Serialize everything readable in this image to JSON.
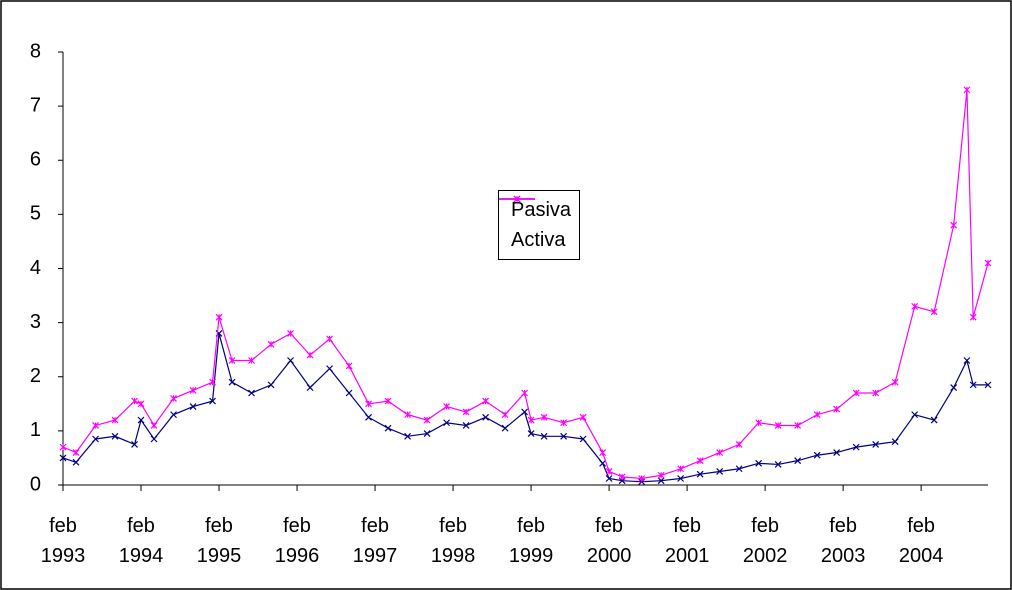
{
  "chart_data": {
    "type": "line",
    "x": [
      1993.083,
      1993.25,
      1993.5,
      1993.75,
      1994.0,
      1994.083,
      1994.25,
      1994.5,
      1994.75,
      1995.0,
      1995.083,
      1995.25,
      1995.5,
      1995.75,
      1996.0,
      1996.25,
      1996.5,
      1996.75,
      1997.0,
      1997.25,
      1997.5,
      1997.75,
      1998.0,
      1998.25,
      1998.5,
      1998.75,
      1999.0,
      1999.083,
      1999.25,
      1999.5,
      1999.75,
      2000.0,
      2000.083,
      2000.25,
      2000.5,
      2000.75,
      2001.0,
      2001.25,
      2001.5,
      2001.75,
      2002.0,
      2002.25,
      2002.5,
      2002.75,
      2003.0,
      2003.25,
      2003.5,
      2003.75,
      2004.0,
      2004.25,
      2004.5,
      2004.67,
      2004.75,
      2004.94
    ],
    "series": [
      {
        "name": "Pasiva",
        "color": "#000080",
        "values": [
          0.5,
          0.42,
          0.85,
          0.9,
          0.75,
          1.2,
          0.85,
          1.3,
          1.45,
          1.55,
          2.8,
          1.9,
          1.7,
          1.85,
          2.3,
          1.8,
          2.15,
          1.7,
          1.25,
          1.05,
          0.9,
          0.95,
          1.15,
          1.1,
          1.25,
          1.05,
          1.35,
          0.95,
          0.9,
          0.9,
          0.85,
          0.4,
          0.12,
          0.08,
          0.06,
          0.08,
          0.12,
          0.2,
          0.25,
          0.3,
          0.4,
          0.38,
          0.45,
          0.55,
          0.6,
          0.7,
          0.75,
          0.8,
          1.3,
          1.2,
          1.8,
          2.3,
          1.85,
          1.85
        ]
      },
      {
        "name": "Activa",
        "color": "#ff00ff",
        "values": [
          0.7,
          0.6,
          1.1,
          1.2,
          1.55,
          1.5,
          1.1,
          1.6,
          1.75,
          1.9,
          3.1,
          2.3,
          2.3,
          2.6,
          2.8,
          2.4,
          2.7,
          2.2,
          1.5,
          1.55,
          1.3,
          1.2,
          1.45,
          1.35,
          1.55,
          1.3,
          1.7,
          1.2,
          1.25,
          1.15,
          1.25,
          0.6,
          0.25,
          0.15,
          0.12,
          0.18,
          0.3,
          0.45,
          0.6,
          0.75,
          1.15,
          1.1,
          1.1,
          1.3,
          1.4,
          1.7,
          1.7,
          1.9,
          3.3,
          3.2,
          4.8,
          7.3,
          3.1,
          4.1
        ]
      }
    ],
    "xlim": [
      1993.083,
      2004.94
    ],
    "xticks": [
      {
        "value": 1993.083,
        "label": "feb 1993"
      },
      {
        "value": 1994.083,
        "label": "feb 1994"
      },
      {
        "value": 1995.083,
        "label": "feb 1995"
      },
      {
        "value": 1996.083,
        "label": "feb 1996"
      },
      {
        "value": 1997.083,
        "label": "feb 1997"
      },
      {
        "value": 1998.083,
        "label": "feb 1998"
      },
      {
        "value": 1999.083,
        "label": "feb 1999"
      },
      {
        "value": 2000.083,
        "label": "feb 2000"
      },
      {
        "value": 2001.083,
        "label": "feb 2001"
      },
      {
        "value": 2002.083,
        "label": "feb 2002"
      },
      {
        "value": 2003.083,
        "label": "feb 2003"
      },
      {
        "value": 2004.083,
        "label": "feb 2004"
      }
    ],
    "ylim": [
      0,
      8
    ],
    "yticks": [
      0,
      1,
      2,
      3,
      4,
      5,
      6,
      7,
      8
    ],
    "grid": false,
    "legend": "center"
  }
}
==
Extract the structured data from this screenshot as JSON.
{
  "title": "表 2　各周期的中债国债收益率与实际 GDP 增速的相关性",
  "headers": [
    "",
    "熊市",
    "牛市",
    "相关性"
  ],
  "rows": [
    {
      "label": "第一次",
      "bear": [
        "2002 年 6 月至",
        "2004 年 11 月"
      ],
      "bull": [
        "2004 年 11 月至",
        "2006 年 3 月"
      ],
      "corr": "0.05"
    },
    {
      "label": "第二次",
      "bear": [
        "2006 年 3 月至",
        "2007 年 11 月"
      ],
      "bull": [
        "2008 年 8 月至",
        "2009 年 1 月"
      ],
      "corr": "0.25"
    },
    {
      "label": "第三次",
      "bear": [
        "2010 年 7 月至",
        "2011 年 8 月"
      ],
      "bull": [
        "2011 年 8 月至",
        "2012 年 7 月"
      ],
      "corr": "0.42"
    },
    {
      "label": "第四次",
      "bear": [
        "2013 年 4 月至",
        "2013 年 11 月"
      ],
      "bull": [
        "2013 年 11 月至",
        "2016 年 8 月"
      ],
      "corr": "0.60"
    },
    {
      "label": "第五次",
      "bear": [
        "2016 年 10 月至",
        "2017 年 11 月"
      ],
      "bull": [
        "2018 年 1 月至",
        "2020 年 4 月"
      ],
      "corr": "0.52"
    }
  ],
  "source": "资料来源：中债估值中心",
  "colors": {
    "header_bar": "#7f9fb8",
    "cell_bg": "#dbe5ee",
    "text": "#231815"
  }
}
==
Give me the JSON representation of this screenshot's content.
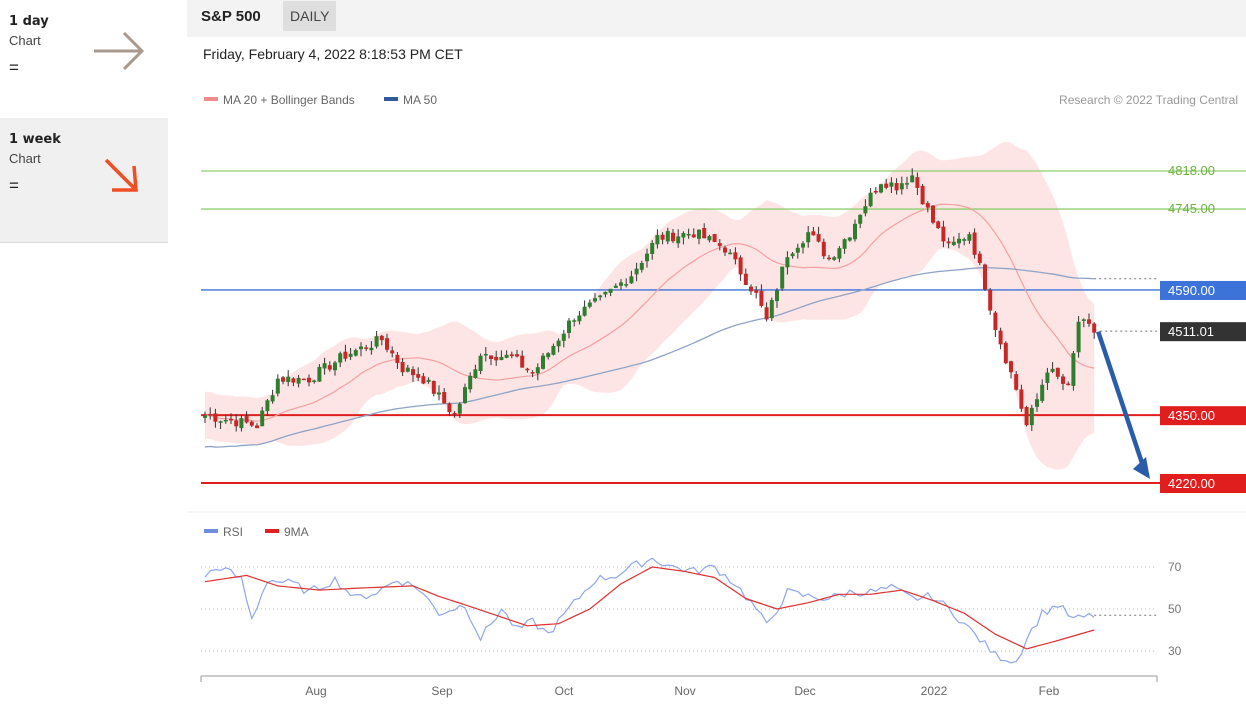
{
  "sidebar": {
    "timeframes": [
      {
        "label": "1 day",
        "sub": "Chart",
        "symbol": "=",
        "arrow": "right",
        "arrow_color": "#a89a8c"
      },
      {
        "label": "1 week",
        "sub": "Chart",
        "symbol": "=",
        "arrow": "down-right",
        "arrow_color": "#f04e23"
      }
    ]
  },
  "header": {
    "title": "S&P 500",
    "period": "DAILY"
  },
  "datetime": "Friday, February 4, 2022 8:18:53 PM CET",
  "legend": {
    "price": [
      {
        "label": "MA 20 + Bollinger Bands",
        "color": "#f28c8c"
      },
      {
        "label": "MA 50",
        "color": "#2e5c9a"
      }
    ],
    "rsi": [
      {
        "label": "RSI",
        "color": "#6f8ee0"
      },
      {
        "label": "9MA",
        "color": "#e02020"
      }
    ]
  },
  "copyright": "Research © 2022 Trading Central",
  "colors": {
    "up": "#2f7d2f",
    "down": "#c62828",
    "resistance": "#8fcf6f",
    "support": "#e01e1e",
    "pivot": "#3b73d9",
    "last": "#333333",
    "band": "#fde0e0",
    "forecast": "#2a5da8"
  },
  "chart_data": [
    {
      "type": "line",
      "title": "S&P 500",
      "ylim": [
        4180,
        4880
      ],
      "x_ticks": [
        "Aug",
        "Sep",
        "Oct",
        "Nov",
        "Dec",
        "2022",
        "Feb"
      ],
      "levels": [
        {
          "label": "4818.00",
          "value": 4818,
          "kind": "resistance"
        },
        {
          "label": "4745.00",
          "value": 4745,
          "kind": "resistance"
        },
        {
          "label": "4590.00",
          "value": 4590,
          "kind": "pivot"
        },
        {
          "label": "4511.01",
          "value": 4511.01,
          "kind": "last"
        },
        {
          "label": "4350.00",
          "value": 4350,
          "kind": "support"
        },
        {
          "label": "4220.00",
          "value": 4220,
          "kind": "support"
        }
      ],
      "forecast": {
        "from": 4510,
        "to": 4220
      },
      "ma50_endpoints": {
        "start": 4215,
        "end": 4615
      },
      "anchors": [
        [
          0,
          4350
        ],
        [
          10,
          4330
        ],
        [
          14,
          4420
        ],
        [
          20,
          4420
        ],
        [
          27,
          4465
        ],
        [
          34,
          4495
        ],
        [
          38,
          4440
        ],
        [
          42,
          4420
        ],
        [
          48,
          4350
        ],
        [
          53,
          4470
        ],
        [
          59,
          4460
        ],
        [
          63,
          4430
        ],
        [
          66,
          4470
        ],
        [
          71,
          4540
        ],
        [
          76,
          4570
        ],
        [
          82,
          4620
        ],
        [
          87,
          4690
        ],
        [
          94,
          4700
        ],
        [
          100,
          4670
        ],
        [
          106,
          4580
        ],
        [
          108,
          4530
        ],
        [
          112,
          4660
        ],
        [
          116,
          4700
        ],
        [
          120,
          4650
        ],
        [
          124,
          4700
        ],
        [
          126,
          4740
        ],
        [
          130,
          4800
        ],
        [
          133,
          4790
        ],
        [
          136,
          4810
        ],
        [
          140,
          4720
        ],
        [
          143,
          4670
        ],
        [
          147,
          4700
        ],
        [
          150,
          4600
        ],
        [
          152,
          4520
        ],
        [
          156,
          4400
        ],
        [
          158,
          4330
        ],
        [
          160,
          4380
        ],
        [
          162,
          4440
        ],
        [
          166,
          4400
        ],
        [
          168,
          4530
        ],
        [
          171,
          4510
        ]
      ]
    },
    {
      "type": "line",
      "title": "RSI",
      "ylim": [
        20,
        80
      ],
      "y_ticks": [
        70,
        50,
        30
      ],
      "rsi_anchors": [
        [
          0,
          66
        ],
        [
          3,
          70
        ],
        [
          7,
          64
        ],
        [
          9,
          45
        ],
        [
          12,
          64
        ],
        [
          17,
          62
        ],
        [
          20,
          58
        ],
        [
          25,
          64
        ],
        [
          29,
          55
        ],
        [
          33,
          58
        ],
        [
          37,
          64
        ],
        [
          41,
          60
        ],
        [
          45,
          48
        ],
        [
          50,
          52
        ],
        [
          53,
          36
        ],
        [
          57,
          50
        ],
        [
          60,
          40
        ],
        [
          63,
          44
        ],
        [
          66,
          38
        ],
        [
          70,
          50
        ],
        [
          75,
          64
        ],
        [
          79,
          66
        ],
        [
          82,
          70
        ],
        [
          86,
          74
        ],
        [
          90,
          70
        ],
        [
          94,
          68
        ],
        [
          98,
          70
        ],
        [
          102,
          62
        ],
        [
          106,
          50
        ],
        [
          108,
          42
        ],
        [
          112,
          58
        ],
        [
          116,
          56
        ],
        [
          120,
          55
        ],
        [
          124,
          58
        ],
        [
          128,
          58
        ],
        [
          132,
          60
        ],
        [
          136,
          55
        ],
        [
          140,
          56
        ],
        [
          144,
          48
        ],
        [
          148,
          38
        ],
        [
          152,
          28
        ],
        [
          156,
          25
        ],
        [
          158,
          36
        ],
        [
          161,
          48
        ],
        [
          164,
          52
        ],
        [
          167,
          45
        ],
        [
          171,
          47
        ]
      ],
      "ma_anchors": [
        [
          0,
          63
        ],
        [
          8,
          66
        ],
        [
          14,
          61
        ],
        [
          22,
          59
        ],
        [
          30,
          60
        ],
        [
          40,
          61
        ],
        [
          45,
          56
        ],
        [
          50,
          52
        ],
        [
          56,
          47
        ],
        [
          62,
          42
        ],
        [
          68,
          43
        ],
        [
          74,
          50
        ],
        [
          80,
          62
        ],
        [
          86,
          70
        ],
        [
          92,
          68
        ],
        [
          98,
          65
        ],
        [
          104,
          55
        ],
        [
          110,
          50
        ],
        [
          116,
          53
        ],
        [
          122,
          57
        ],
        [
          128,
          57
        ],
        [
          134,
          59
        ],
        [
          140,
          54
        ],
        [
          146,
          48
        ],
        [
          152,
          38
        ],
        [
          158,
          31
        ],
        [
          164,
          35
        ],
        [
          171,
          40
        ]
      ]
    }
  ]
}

Short task » In the entries above, find lines with "screenshot" and copy each.

Response »
Extract the structured data from this screenshot as JSON.
Give me the JSON representation of this screenshot's content.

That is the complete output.